[START OF Records supplied]
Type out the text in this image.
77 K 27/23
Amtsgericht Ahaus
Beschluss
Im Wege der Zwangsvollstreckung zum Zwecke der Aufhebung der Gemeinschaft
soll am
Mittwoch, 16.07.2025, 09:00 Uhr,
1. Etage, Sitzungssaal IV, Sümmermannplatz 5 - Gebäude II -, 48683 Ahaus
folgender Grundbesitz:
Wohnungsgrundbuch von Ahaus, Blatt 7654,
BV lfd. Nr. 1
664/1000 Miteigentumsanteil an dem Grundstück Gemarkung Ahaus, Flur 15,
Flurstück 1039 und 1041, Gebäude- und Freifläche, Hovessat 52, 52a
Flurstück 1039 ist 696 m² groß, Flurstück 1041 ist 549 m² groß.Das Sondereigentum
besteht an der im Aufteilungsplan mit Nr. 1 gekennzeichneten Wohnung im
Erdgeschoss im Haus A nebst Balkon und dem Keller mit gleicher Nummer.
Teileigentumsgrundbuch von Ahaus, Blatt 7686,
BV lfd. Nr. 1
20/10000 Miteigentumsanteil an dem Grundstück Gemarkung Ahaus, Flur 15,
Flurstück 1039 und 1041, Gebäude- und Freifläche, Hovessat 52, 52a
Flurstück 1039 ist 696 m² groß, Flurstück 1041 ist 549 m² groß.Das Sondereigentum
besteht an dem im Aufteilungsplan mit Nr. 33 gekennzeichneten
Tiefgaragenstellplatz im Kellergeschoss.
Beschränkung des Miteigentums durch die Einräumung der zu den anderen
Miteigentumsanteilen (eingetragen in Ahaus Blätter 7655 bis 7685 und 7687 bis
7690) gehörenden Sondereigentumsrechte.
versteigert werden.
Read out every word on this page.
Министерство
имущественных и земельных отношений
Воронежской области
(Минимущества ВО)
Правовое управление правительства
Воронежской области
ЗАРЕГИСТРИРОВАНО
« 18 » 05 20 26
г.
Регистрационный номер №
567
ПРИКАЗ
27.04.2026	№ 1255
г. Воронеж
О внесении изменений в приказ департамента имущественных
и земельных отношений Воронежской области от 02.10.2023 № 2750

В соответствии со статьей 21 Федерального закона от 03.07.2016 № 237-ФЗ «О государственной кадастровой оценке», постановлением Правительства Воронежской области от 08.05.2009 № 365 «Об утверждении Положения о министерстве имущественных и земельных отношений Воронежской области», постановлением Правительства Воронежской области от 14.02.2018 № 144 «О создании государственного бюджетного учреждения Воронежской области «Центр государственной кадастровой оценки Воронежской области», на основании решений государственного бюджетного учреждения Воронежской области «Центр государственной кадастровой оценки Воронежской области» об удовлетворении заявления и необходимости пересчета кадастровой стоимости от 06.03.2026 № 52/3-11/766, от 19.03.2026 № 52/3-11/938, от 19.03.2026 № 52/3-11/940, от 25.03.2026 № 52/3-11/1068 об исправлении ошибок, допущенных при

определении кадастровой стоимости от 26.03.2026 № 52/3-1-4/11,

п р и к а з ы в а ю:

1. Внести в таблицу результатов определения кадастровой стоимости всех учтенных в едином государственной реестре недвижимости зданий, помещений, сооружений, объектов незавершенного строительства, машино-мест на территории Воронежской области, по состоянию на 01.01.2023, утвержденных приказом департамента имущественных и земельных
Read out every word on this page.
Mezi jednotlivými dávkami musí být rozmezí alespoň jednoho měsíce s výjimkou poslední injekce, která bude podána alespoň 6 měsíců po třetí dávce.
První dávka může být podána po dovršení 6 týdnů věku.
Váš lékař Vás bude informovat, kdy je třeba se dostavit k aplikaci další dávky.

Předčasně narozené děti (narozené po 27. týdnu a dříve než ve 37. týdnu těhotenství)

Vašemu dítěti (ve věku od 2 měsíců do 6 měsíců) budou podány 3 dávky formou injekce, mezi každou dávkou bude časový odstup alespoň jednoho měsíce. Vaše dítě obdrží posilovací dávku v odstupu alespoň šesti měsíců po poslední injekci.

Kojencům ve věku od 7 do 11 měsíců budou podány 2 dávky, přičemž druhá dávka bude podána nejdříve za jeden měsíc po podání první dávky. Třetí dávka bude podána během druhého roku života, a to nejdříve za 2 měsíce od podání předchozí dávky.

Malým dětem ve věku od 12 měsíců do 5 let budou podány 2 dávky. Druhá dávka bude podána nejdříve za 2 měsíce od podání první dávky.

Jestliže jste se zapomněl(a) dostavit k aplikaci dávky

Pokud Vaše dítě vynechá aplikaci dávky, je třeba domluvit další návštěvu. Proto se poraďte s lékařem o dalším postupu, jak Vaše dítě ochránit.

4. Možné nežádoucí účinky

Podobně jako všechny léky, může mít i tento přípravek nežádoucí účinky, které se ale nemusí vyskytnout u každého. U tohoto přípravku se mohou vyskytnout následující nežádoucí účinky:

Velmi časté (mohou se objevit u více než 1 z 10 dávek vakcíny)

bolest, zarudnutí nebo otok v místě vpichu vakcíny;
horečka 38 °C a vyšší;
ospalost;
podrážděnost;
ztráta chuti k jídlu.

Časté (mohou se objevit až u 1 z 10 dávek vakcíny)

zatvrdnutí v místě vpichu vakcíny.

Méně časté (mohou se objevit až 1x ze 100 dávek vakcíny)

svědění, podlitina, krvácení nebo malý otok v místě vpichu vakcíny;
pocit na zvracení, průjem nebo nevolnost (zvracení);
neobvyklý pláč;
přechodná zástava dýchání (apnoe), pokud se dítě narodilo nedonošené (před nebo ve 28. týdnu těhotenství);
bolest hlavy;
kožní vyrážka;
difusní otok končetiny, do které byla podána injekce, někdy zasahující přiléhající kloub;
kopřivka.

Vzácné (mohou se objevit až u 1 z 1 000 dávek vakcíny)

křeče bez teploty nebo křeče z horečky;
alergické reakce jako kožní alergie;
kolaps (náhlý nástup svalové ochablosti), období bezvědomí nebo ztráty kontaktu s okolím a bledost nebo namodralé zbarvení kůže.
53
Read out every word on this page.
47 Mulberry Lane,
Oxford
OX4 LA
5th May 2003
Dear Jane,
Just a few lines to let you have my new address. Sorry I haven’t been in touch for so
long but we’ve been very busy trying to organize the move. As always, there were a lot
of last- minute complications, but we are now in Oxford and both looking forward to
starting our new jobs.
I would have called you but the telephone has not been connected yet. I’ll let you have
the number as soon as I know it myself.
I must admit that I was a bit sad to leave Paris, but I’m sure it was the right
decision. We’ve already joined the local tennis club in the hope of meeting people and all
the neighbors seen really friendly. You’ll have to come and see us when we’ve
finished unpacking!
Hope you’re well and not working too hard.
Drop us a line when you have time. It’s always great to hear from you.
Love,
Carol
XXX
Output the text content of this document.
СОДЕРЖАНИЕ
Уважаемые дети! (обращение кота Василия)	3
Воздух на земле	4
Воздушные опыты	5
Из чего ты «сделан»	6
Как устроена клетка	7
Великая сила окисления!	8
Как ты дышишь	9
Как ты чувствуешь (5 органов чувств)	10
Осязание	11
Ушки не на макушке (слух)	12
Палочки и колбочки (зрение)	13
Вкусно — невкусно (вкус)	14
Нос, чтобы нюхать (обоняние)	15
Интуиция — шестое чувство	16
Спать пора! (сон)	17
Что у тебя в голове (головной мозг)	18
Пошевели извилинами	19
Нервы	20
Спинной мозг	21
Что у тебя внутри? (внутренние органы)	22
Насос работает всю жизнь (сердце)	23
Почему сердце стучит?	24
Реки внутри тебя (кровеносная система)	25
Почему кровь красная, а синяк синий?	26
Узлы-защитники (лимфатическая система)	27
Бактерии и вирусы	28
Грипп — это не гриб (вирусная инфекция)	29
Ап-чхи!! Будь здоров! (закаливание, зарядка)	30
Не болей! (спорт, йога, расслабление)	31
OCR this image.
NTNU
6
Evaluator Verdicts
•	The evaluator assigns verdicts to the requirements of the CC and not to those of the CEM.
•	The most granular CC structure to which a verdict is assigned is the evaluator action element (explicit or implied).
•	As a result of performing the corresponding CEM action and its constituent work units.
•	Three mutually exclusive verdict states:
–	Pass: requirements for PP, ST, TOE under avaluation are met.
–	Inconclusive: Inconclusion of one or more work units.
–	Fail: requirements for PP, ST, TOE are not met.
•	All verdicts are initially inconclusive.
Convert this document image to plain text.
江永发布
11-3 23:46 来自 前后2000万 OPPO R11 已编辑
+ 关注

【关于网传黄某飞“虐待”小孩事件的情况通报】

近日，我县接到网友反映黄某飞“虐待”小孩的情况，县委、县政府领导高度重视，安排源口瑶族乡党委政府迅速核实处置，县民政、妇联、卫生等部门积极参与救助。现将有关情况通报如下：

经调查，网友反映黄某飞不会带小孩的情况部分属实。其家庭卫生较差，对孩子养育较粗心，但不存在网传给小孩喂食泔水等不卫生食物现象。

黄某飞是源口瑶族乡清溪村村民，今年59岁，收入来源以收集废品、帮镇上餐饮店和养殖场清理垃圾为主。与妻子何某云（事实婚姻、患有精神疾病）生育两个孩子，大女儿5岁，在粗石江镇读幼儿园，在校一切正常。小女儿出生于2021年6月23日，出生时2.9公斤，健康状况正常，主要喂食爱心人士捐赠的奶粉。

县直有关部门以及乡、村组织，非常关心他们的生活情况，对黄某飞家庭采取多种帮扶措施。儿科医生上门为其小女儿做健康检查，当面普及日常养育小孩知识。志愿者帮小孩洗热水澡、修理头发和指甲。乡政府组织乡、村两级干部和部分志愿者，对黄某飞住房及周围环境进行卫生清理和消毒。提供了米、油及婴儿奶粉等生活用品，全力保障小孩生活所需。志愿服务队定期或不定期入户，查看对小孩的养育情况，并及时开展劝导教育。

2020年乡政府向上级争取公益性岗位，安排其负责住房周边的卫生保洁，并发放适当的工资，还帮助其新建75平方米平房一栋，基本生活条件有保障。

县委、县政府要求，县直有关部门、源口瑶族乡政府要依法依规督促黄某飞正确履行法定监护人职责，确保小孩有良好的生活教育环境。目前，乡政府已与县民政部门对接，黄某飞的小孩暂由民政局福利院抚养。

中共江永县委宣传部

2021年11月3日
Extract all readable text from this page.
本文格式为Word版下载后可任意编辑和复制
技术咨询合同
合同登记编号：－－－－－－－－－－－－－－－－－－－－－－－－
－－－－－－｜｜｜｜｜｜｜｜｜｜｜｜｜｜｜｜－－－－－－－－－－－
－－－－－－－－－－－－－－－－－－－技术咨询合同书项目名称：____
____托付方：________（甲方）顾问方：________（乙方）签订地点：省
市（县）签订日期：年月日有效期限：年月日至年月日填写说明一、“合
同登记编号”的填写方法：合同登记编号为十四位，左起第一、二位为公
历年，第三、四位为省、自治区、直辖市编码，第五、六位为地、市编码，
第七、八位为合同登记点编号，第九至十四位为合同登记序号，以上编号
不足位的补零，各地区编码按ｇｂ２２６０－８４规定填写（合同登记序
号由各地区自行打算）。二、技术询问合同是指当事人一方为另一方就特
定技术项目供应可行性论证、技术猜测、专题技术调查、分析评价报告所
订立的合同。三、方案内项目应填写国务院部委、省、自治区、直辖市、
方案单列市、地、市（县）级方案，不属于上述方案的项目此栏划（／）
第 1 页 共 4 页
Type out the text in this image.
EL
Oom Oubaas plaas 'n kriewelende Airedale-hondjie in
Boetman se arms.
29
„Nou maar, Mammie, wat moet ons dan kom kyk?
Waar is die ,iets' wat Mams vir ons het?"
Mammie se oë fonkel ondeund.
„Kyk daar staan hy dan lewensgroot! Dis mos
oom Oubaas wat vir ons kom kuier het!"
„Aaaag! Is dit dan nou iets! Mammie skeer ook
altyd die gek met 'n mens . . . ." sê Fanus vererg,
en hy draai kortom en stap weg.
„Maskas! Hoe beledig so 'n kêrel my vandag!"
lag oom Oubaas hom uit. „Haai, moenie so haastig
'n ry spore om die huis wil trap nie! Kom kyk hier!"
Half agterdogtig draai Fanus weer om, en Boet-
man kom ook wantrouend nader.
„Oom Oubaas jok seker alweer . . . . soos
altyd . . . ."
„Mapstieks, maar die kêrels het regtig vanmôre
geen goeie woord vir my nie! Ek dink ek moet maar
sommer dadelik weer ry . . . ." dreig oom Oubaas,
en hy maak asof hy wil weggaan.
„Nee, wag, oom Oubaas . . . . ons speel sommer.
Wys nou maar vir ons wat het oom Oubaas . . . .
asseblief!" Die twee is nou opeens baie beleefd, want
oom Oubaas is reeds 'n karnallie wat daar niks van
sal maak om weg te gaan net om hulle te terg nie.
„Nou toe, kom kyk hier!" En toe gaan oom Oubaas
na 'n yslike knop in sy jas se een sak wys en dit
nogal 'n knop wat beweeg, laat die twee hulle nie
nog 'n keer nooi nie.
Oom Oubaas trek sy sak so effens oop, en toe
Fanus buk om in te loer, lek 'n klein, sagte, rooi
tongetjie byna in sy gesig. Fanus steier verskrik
[END OF Records supplied]
Stated goal » Show every line in the records above that contains the word "objevit".

Result of this exercise »
Velmi časté (mohou se objevit u více než 1 z 10 dávek vakcíny)
Časté (mohou se objevit až u 1 z 10 dávek vakcíny)
Méně časté (mohou se objevit až 1x ze 100 dávek vakcíny)
Vzácné (mohou se objevit až u 1 z 1 000 dávek vakcíny)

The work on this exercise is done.